WRITTEN TASK:
Filter for the word "用户帐户控制" and keep each matching line.

MATERIAL PROVIDED:
-- start --
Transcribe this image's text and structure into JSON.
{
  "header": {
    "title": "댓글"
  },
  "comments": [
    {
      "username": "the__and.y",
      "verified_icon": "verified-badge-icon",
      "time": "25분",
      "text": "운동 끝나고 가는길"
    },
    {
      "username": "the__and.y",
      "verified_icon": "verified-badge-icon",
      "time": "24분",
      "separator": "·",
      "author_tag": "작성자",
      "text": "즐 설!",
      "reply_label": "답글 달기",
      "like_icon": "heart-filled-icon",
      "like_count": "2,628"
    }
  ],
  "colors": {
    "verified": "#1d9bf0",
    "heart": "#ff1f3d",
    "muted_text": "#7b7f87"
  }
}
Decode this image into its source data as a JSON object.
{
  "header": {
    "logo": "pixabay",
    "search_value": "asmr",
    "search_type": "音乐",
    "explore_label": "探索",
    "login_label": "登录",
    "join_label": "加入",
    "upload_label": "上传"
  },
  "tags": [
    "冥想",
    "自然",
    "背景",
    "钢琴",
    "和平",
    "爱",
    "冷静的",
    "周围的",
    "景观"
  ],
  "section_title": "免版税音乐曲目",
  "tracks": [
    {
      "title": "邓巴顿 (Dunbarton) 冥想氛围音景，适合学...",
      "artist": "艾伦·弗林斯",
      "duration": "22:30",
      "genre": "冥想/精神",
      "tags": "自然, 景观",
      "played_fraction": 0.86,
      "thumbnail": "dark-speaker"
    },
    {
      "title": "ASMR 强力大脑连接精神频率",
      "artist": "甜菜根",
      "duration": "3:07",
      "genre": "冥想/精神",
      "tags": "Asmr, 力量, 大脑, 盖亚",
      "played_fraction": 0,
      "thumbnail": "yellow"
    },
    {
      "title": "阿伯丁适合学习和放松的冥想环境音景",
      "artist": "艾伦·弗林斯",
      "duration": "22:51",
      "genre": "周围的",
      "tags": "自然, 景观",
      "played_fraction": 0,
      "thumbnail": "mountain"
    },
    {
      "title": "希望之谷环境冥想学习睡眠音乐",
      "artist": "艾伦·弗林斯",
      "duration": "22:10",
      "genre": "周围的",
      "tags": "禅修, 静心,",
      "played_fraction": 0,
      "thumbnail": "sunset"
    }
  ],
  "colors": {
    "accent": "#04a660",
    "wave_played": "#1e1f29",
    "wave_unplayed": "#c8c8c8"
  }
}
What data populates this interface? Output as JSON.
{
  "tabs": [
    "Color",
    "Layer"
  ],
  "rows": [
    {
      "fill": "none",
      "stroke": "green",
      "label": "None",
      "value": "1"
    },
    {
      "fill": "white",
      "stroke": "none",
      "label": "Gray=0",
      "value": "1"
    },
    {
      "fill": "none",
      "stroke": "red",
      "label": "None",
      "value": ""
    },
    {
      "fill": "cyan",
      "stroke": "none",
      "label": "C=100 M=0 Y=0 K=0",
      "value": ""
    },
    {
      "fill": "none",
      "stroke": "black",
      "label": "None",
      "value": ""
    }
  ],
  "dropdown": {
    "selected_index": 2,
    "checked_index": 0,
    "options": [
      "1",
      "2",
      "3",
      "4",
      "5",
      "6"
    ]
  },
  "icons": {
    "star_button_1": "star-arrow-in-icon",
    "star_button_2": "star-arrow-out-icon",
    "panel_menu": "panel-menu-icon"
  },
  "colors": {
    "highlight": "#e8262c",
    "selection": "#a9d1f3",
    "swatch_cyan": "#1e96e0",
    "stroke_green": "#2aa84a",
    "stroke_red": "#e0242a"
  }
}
-- end --
-- start --
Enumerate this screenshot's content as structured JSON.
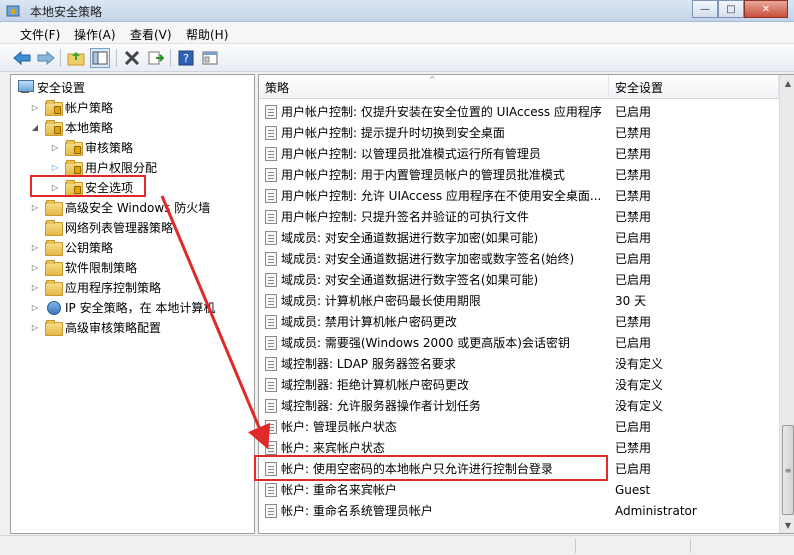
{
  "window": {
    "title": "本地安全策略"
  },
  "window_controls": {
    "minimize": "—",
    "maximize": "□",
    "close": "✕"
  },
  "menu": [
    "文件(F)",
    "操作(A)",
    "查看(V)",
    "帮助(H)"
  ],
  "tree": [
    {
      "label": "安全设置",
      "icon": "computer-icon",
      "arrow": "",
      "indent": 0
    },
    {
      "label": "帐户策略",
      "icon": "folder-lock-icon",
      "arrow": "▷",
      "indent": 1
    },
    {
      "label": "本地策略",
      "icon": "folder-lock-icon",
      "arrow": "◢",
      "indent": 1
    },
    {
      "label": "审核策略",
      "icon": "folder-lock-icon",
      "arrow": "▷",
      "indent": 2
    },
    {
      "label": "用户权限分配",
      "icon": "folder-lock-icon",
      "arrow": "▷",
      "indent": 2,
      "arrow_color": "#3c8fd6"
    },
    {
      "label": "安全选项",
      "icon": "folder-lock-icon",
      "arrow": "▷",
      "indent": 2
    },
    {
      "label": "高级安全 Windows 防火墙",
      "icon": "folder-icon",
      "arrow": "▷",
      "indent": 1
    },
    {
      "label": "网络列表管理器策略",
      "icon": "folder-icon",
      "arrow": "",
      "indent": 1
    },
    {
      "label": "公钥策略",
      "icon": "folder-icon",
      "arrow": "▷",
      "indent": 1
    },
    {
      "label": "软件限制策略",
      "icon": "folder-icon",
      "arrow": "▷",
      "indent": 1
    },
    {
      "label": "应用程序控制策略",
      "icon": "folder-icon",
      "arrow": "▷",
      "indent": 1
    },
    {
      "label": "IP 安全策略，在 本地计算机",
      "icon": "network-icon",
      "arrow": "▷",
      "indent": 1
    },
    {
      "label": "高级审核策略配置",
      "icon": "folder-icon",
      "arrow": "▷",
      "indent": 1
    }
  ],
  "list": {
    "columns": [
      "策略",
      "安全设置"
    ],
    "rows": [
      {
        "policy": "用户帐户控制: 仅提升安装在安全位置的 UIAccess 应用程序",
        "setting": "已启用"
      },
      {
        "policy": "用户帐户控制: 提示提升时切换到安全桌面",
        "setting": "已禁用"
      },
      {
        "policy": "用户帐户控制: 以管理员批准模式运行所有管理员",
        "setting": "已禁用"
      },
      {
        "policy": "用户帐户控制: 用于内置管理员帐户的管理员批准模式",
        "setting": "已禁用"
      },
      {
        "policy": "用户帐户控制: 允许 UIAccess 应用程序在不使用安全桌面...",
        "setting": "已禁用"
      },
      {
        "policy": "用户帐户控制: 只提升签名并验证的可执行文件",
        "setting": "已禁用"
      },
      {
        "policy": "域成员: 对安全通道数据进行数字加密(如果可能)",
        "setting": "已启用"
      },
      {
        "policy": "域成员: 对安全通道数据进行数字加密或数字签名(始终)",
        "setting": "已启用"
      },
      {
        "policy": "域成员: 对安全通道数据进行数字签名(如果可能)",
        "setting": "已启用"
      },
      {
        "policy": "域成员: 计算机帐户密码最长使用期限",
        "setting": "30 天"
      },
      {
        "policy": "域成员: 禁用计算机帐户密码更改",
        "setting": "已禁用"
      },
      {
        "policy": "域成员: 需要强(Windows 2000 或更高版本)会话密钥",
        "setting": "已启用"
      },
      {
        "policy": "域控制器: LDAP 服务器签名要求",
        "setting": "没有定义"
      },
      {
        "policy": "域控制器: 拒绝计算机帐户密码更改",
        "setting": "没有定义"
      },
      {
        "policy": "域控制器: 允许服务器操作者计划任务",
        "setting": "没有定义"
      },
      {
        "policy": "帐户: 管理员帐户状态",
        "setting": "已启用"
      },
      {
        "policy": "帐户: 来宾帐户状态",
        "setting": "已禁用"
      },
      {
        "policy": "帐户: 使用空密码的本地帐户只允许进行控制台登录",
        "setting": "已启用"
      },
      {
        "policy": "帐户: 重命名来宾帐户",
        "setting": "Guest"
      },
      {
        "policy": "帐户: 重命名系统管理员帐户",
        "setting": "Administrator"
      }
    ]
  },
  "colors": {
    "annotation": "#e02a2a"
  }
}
-- end --
-- start --
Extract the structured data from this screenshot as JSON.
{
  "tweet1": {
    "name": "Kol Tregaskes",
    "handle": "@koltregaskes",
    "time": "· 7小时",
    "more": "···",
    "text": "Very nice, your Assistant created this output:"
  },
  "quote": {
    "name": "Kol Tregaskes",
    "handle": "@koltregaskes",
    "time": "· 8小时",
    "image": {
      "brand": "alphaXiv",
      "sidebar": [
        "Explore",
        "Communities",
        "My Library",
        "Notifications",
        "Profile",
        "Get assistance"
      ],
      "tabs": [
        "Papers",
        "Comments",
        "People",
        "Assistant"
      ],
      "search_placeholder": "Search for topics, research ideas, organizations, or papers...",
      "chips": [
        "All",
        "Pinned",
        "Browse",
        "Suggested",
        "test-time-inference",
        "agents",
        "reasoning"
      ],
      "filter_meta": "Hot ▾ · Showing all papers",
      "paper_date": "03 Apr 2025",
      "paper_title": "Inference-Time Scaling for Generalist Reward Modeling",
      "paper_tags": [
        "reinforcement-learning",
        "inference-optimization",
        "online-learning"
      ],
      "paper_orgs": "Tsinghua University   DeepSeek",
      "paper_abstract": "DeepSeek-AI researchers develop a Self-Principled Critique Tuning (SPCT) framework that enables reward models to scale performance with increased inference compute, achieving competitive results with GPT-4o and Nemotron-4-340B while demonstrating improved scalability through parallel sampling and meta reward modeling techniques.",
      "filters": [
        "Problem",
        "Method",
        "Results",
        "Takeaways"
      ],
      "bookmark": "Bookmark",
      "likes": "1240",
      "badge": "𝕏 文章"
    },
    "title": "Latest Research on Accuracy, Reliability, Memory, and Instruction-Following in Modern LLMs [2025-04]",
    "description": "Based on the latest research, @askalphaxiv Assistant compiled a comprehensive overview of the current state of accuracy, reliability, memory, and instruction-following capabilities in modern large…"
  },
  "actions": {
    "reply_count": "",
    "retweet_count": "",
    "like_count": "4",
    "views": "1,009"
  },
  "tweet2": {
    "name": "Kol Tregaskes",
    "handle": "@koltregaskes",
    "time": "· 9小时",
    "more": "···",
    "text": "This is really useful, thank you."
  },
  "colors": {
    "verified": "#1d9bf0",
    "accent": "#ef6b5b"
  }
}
-- end --
COMPLETED EXERCISE:
        "policy": "用户帐户控制: 仅提升安装在安全位置的 UIAccess 应用程序",
        "policy": "用户帐户控制: 提示提升时切换到安全桌面",
        "policy": "用户帐户控制: 以管理员批准模式运行所有管理员",
        "policy": "用户帐户控制: 用于内置管理员帐户的管理员批准模式",
        "policy": "用户帐户控制: 允许 UIAccess 应用程序在不使用安全桌面...",
        "policy": "用户帐户控制: 只提升签名并验证的可执行文件",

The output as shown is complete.